Problem description
What you return should match every record exactly, with the images removed.
Data for processing start
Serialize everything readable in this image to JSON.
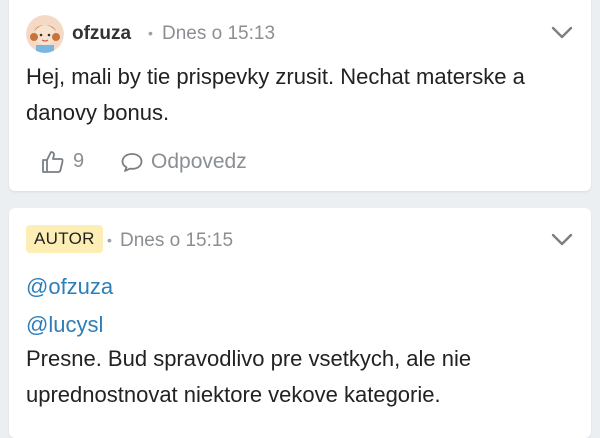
{
  "posts": [
    {
      "author": "ofzuza",
      "separator": "•",
      "time": "Dnes o 15:13",
      "text": "Hej, mali by tie prispevky zrusit. Nechat materske a danovy bonus.",
      "likes": "9",
      "reply_label": "Odpovedz",
      "avatar_icon": "girl-avatar-icon",
      "menu_icon": "chevron-down-icon"
    },
    {
      "badge": "AUTOR",
      "separator": "•",
      "time": "Dnes o 15:15",
      "mentions": [
        "@ofzuza",
        "@lucysl"
      ],
      "text": "Presne. Bud spravodlivo pre vsetkych, ale nie uprednostnovat niektore vekove kategorie.",
      "menu_icon": "chevron-down-icon"
    }
  ],
  "colors": {
    "background": "#eceff1",
    "card": "#ffffff",
    "mention": "#2e7fb8",
    "muted": "#8a8f94",
    "badge_bg": "#fdeeb5"
  }
}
Data for processing end
The reply
Serialize everything readable in this image to JSON.
{
  "posts": [
    {
      "author": "ofzuza",
      "separator": "•",
      "time": "Dnes o 15:13",
      "text": "Hej, mali by tie prispevky zrusit. Nechat materske a danovy bonus.",
      "likes": "9",
      "reply_label": "Odpovedz",
      "avatar_icon": "girl-avatar-icon",
      "menu_icon": "chevron-down-icon"
    },
    {
      "badge": "AUTOR",
      "separator": "•",
      "time": "Dnes o 15:15",
      "mentions": [
        "@ofzuza",
        "@lucysl"
      ],
      "text": "Presne. Bud spravodlivo pre vsetkych, ale nie uprednostnovat niektore vekove kategorie.",
      "menu_icon": "chevron-down-icon"
    }
  ],
  "colors": {
    "background": "#eceff1",
    "card": "#ffffff",
    "mention": "#2e7fb8",
    "muted": "#8a8f94",
    "badge_bg": "#fdeeb5"
  }
}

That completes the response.